— Start of DATA SUPPLIED —
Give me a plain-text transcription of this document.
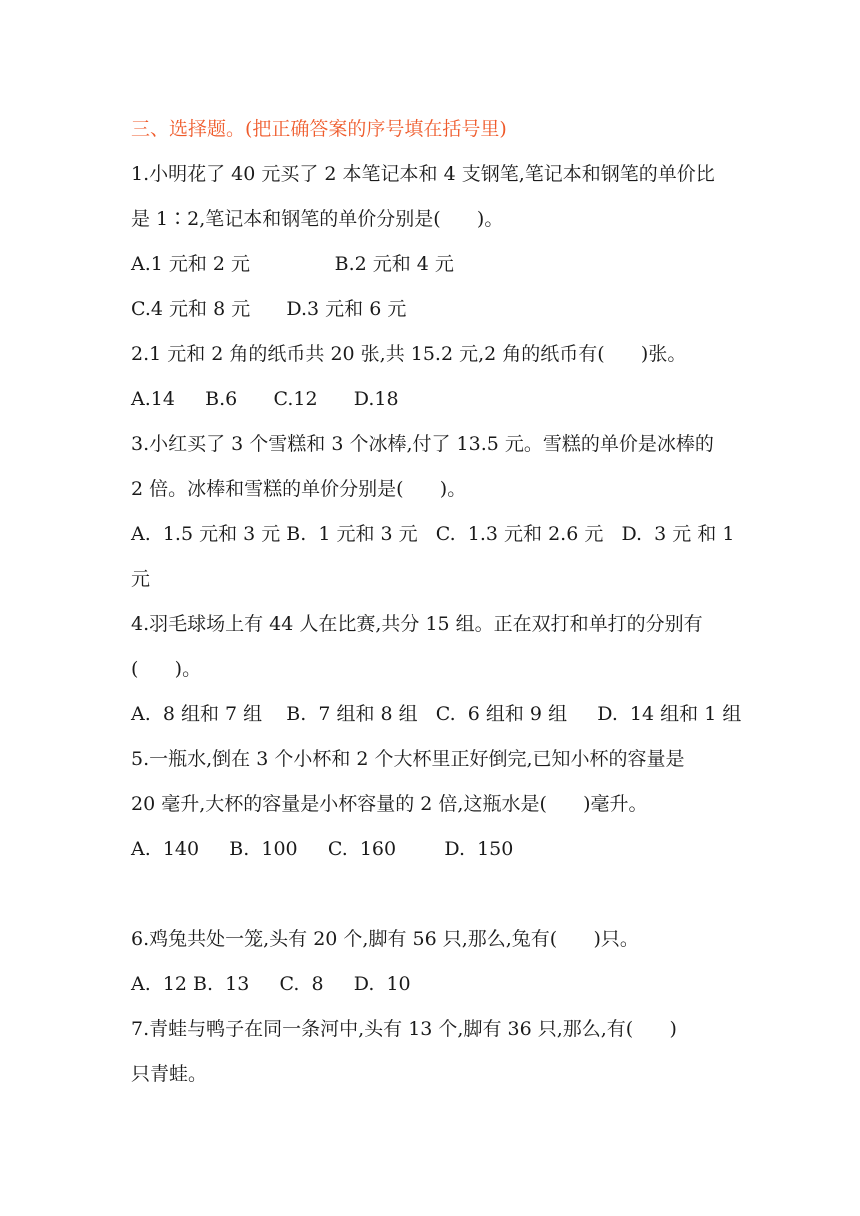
三、选择题。(把正确答案的序号填在括号里)
1.小明花了 40 元买了 2 本笔记本和 4 支钢笔,笔记本和钢笔的单价比
是 1∶2,笔记本和钢笔的单价分别是(      )。
A.1 元和 2 元              B.2 元和 4 元
C.4 元和 8 元      D.3 元和 6 元
2.1 元和 2 角的纸币共 20 张,共 15.2 元,2 角的纸币有(      )张。
A.14     B.6      C.12      D.18
3.小红买了 3 个雪糕和 3 个冰棒,付了 13.5 元。雪糕的单价是冰棒的
2 倍。冰棒和雪糕的单价分别是(      )。
A.  1.5 元和 3 元 B.  1 元和 3 元   C.  1.3 元和 2.6 元   D.  3 元 和 1
元
4.羽毛球场上有 44 人在比赛,共分 15 组。正在双打和单打的分别有
(      )。
A.  8 组和 7 组    B.  7 组和 8 组   C.  6 组和 9 组     D.  14 组和 1 组
5.一瓶水,倒在 3 个小杯和 2 个大杯里正好倒完,已知小杯的容量是
20 毫升,大杯的容量是小杯容量的 2 倍,这瓶水是(      )毫升。
A.  140     B.  100     C.  160        D.  150
6.鸡兔共处一笼,头有 20 个,脚有 56 只,那么,兔有(      )只。
A.  12 B.  13     C.  8     D.  10
7.青蛙与鸭子在同一条河中,头有 13 个,脚有 36 只,那么,有(      )
只青蛙。
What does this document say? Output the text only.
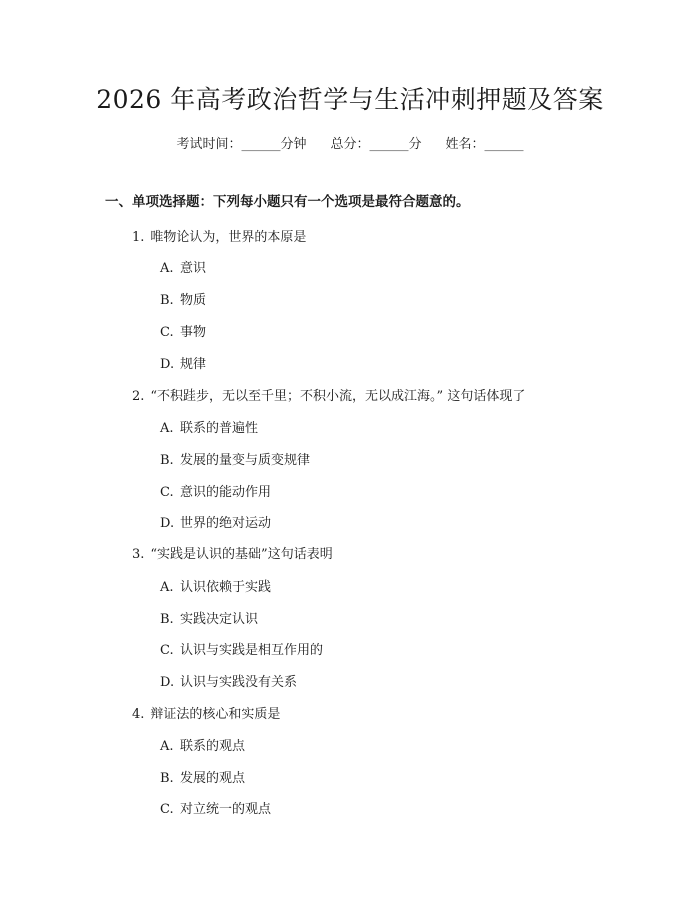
2026 年高考政治哲学与生活冲刺押题及答案
考试时间：______分钟 总分：______分 姓名：______
一、单项选择题：下列每小题只有一个选项是最符合题意的。
1. 唯物论认为，世界的本原是
A. 意识
B. 物质
C. 事物
D. 规律
2. “不积跬步，无以至千里；不积小流，无以成江海。” 这句话体现了
A. 联系的普遍性
B. 发展的量变与质变规律
C. 意识的能动作用
D. 世界的绝对运动
3. “实践是认识的基础”这句话表明
A. 认识依赖于实践
B. 实践决定认识
C. 认识与实践是相互作用的
D. 认识与实践没有关系
4. 辩证法的核心和实质是
A. 联系的观点
B. 发展的观点
C. 对立统一的观点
— End of DATA SUPPLIED —
- WHAT THIS TASK INVOLVES
Among the lines of the material, find those that hold the word "document" and copy them.

- REPLY TO THE EXERCISE
Give me a plain-text transcription of this document.
What does this document say? Output the text only.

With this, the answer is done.